**Esercizio proposto A**
Nelle righe dei dati, dalla riga con "connection-label: @localhost bbox=[73, 115, 150, 131]" fino alla riga con "table-editor-icon[interactable] bbox=[179, 71, 201, 93]" compresa, rinomina "table-label" in "nome-tabella" e riporta solo queste righe lasciando invariato tutto il resto.

**Brano di riferimento**

▬▬▬▬▬▬▬▬▬▬

Per quel che riguarda il merito della questione, le parti private considerano esaustive le argomentazioni dell’ordinanza di rimessione e sottolineano che nella disposizione censurata si ravvisa una mancanza dei presupposti dell’urgenza di evidenza tale da refluire sulla intervenuta legge di conversione sotto forma di vizio in procedendo.
5.–– Con analoghe motivazioni pervengono alle stesse conclusioni, nei rispettivi atti di costituzione in giudizio, anche altre parti ricorrenti.
Considerato in diritto
1.— La Corte di cassazione ha sollevato, in riferimento all’art. 77, secondo comma, della Costituzione, questione di legittimità costituzionale, dell’art. 7, comma 1, lettera a), del decreto-legge 29 marzo 2004, n. 80 (Disposizioni urgenti in materia di enti locali), convertito, con modificazioni, dalla legge 28 maggio 2004, n. 140, recante modifiche all’art. 58, comma 1, lettera b), del decreto legislativo 18 agosto 2000, n. 267 (Testo unico delle leggi sull’ordinamento degli enti locali), per «evidente carenza del caso straordinario di necessità ed urgenza».

▬▬▬▬▬▬▬▬▬▬

**Dati del compito**
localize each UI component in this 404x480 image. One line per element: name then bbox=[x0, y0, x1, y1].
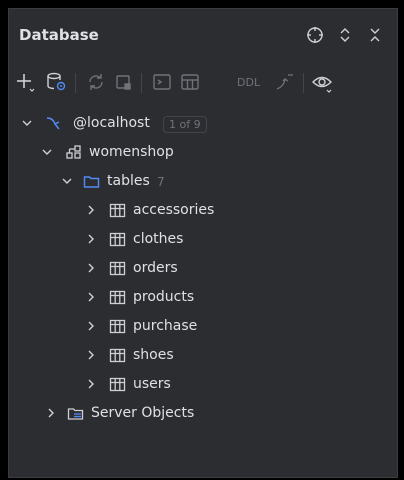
connection-label: @localhost bbox=[73, 115, 150, 131]
crosshair-icon[interactable] bbox=[305, 25, 325, 45]
data-source-properties-icon[interactable] bbox=[45, 71, 67, 93]
table-label: orders bbox=[133, 260, 178, 276]
chevron-right-icon[interactable] bbox=[85, 378, 97, 390]
tree-node-table[interactable]: products bbox=[9, 283, 397, 312]
table-icon bbox=[109, 376, 126, 393]
table-label: users bbox=[133, 376, 171, 392]
chevron-right-icon[interactable] bbox=[85, 291, 97, 303]
ddl-button[interactable]: DDL bbox=[237, 76, 260, 89]
table-label: shoes bbox=[133, 347, 174, 363]
tree-node-table[interactable]: purchase bbox=[9, 312, 397, 341]
toolbar: DDL bbox=[9, 67, 397, 99]
chevron-down-icon[interactable] bbox=[41, 146, 53, 158]
table-label: clothes bbox=[133, 231, 184, 247]
schema-icon bbox=[65, 144, 82, 161]
chevron-down-icon[interactable] bbox=[21, 117, 33, 129]
database-label: womenshop bbox=[89, 144, 174, 160]
table-editor-icon[interactable] bbox=[179, 71, 201, 93]
table-label: accessories bbox=[133, 202, 215, 218]
expand-collapse-icon[interactable] bbox=[335, 25, 355, 45]
view-options-icon[interactable] bbox=[311, 71, 333, 93]
tree-node-table[interactable]: orders bbox=[9, 254, 397, 283]
tree-node-table[interactable]: clothes bbox=[9, 225, 397, 254]
table-icon bbox=[109, 202, 126, 219]
tables-folder-label: tables bbox=[107, 173, 150, 189]
toolbar-separator bbox=[303, 73, 304, 93]
server-objects-label: Server Objects bbox=[91, 405, 195, 421]
chevron-right-icon[interactable] bbox=[45, 407, 57, 419]
table-label: products bbox=[133, 289, 195, 305]
tree-node-table[interactable]: accessories bbox=[9, 196, 397, 225]
tool-window-header: Database bbox=[9, 9, 397, 61]
chevron-right-icon[interactable] bbox=[85, 233, 97, 245]
tree-node-table[interactable]: shoes bbox=[9, 341, 397, 370]
table-icon bbox=[109, 289, 126, 306]
table-icon bbox=[109, 347, 126, 364]
tree-node-table[interactable]: users bbox=[9, 370, 397, 399]
chevron-down-icon[interactable] bbox=[61, 175, 73, 187]
add-icon[interactable] bbox=[15, 71, 37, 93]
server-objects-folder-icon bbox=[67, 405, 84, 422]
mysql-dolphin-icon bbox=[45, 115, 62, 132]
console-icon[interactable] bbox=[151, 71, 173, 93]
tree-node-database[interactable]: womenshop bbox=[9, 138, 397, 167]
tree-node-connection[interactable]: @localhost 1 of 9 bbox=[9, 109, 397, 138]
collapse-all-icon[interactable] bbox=[365, 25, 385, 45]
table-icon bbox=[109, 318, 126, 335]
table-label: purchase bbox=[133, 318, 198, 334]
tree-node-tables-folder[interactable]: tables 7 bbox=[9, 167, 397, 196]
chevron-right-icon[interactable] bbox=[85, 204, 97, 216]
toolbar-separator bbox=[141, 73, 142, 93]
tables-count: 7 bbox=[157, 175, 165, 189]
toolbar-separator bbox=[75, 73, 76, 93]
chevron-right-icon[interactable] bbox=[85, 262, 97, 274]
chevron-right-icon[interactable] bbox=[85, 349, 97, 361]
tree-node-server-objects[interactable]: Server Objects bbox=[9, 399, 397, 428]
table-icon bbox=[109, 231, 126, 248]
connection-badge: 1 of 9 bbox=[163, 116, 207, 133]
folder-icon bbox=[83, 173, 100, 190]
table-icon bbox=[109, 260, 126, 277]
database-tool-window: Database DDL @localhost 1 of 9 womenshop… bbox=[8, 8, 398, 478]
refresh-icon[interactable] bbox=[85, 71, 107, 93]
jump-to-source-icon[interactable] bbox=[273, 71, 295, 93]
stop-icon[interactable] bbox=[113, 71, 135, 93]
chevron-right-icon[interactable] bbox=[85, 320, 97, 332]
panel-title: Database bbox=[19, 26, 99, 44]
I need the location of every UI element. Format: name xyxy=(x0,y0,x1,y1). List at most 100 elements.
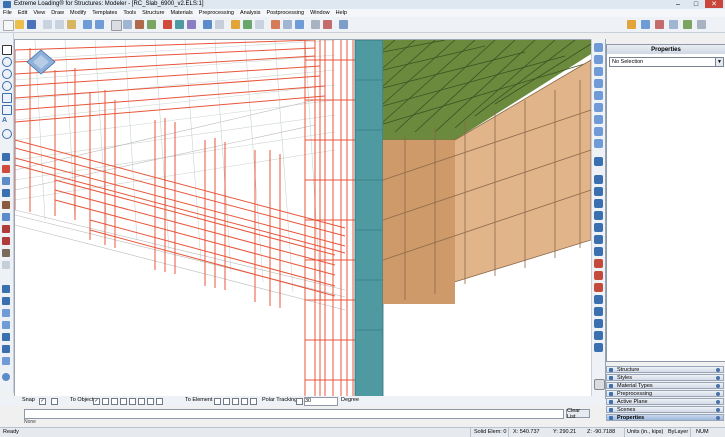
view-bottom-icon[interactable] xyxy=(594,187,603,196)
text-icon[interactable]: A xyxy=(2,117,10,125)
load-icon[interactable] xyxy=(187,20,196,29)
chevron-down-icon[interactable]: ▼ xyxy=(715,58,723,66)
menu-postprocessing[interactable]: Postprocessing xyxy=(263,10,307,16)
clear-list-button[interactable]: Clear List xyxy=(566,408,590,420)
block-icon[interactable] xyxy=(2,189,10,197)
measure-icon[interactable] xyxy=(2,261,10,269)
scale-icon[interactable] xyxy=(2,333,10,341)
view-front-icon[interactable] xyxy=(594,223,603,232)
rotate-icon[interactable] xyxy=(2,309,10,317)
menu-templates[interactable]: Templates xyxy=(89,10,120,16)
zoom-out-icon[interactable] xyxy=(594,91,603,100)
expand-icon[interactable] xyxy=(716,376,720,380)
grid-icon[interactable] xyxy=(255,20,264,29)
expand-icon[interactable] xyxy=(716,368,720,372)
close-button[interactable]: ✕ xyxy=(705,0,723,8)
menu-structure[interactable]: Structure xyxy=(139,10,167,16)
menu-preprocessing[interactable]: Preprocessing xyxy=(196,10,237,16)
redo-icon[interactable] xyxy=(95,20,104,29)
panel-structure[interactable]: Structure xyxy=(606,366,724,373)
pan-icon[interactable] xyxy=(594,43,603,52)
expand-icon[interactable] xyxy=(716,392,720,396)
point-icon[interactable] xyxy=(2,129,12,139)
grid-snap-checkbox[interactable] xyxy=(51,398,58,405)
menu-draw[interactable]: Draw xyxy=(48,10,67,16)
panel-material-types[interactable]: Material Types xyxy=(606,382,724,389)
osnap-endpoint[interactable] xyxy=(102,398,109,405)
tool-icon-b[interactable] xyxy=(641,20,650,29)
to-object-checkbox[interactable]: ✓ xyxy=(93,398,100,405)
tool-icon-d[interactable] xyxy=(669,20,678,29)
snap-checkbox[interactable]: ✓ xyxy=(39,398,46,405)
menu-file[interactable]: File xyxy=(0,10,15,16)
open-folder-icon[interactable] xyxy=(15,20,24,29)
view-right-icon[interactable] xyxy=(594,211,603,220)
zoom-previous-icon[interactable] xyxy=(594,103,603,112)
status-layer[interactable]: ByLayer xyxy=(668,429,688,435)
model-viewport[interactable] xyxy=(14,39,606,399)
save-icon[interactable] xyxy=(27,20,36,29)
expand-icon[interactable] xyxy=(716,400,720,404)
explode-icon[interactable] xyxy=(271,20,280,29)
sphere-icon[interactable] xyxy=(2,373,10,381)
esnap-node[interactable] xyxy=(223,398,230,405)
menu-window[interactable]: Window xyxy=(307,10,333,16)
panel-scenes[interactable]: Scenes xyxy=(606,406,724,413)
maximize-button[interactable]: □ xyxy=(687,0,705,8)
view-iso-ne-icon[interactable] xyxy=(594,271,603,280)
view-iso-se-icon[interactable] xyxy=(594,259,603,268)
to-element-checkbox[interactable] xyxy=(214,398,221,405)
arc-icon[interactable] xyxy=(2,69,12,79)
rectangle-icon[interactable] xyxy=(2,93,12,103)
hidden-icon[interactable] xyxy=(594,319,603,328)
bar-icon[interactable] xyxy=(2,165,10,173)
esnap-face[interactable] xyxy=(241,398,248,405)
tool-icon-e[interactable] xyxy=(683,20,692,29)
render-icon[interactable] xyxy=(594,331,603,340)
view-left-icon[interactable] xyxy=(594,199,603,208)
panel-active-plane[interactable]: Active Plane xyxy=(606,398,724,405)
esnap-edge[interactable] xyxy=(232,398,239,405)
resize-icon[interactable] xyxy=(594,379,605,390)
polyline-icon[interactable] xyxy=(2,105,12,115)
layers-icon[interactable] xyxy=(311,20,320,29)
move-icon[interactable] xyxy=(123,20,132,29)
view-iso-nw-icon[interactable] xyxy=(594,283,603,292)
wall-icon[interactable] xyxy=(2,201,10,209)
section-icon[interactable] xyxy=(594,343,603,352)
status-units[interactable]: Units (in., kips) xyxy=(627,429,663,435)
trim-icon[interactable] xyxy=(2,357,10,365)
mirror-icon[interactable] xyxy=(2,321,10,329)
panel-properties[interactable]: Properties xyxy=(606,414,724,421)
expand-icon[interactable] xyxy=(716,384,720,388)
selection-dropdown[interactable]: No Selection ▼ xyxy=(609,57,724,67)
expand-icon[interactable] xyxy=(716,408,720,412)
brick-icon[interactable] xyxy=(135,20,144,29)
column-icon[interactable] xyxy=(175,20,184,29)
orbit-icon[interactable] xyxy=(594,127,603,136)
line-icon[interactable] xyxy=(2,45,12,55)
osnap-perpendicular[interactable] xyxy=(156,398,163,405)
joint-icon[interactable] xyxy=(2,249,10,257)
esnap-center[interactable] xyxy=(250,398,257,405)
zoom-extents-icon[interactable] xyxy=(594,55,603,64)
select-icon[interactable] xyxy=(111,20,122,31)
lightbulb-icon[interactable] xyxy=(231,20,240,29)
settings-icon[interactable] xyxy=(215,20,224,29)
array-icon[interactable] xyxy=(2,345,10,353)
copy-tool-icon[interactable] xyxy=(2,297,10,305)
panel-styles[interactable]: Styles xyxy=(606,374,724,381)
paste-icon[interactable] xyxy=(67,20,76,29)
zoom-window-icon[interactable] xyxy=(594,67,603,76)
menu-edit[interactable]: Edit xyxy=(15,10,30,16)
rotate-view-icon[interactable] xyxy=(594,157,603,166)
zoom-realtime-icon[interactable] xyxy=(594,139,603,148)
check-icon[interactable] xyxy=(243,20,252,29)
undo-icon[interactable] xyxy=(83,20,92,29)
copy-icon[interactable] xyxy=(55,20,64,29)
cut-icon[interactable] xyxy=(43,20,52,29)
polar-angle-select[interactable]: 30 xyxy=(304,397,338,406)
menu-tools[interactable]: Tools xyxy=(120,10,139,16)
menu-view[interactable]: View xyxy=(30,10,48,16)
run-analysis-icon[interactable] xyxy=(203,20,212,29)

▬▬▬▬▬▬▬▬▬▬

**Esercizio proposto B**
Riproduci dal brano sulla questione di legittimità costituzionale il tratto che va da "Per quel che" fino a "altre parti ricorrenti." compreso.

**Risultato corretto A**
connection-label: @localhost bbox=[73, 115, 150, 131]
crosshair-icon[interactable] bbox=[305, 25, 325, 45]
data-source-properties-icon[interactable] bbox=[45, 71, 67, 93]
nome-tabella: orders bbox=[133, 260, 178, 276]
chevron-right-icon[interactable] bbox=[85, 378, 97, 390]
tree-node-table[interactable]: products bbox=[9, 283, 397, 312]
table-icon bbox=[109, 376, 126, 393]
nome-tabella: users bbox=[133, 376, 171, 392]
chevron-right-icon[interactable] bbox=[85, 291, 97, 303]
ddl-button[interactable]: DDL bbox=[237, 76, 260, 89]
nome-tabella: shoes bbox=[133, 347, 174, 363]
tree-node-table[interactable]: purchase bbox=[9, 312, 397, 341]
toolbar: DDL bbox=[9, 67, 397, 99]
chevron-down-icon[interactable] bbox=[41, 146, 53, 158]
nome-tabella: clothes bbox=[133, 231, 184, 247]
schema-icon bbox=[65, 144, 82, 161]
chevron-down-icon[interactable] bbox=[21, 117, 33, 129]
database-label: womenshop bbox=[89, 144, 174, 160]
table-editor-icon[interactable] bbox=[179, 71, 201, 93]

**Risultato corretto B**
Per quel che riguarda il merito della questione, le parti private considerano esaustive le argomentazioni dell’ordinanza di rimessione e sottolineano che nella disposizione censurata si ravvisa una mancanza dei presupposti dell’urgenza di evidenza tale da refluire sulla intervenuta legge di conversione sotto forma di vizio in procedendo.
5.–– Con analoghe motivazioni pervengono alle stesse conclusioni, nei rispettivi atti di costituzione in giudizio, anche altre parti ricorrenti.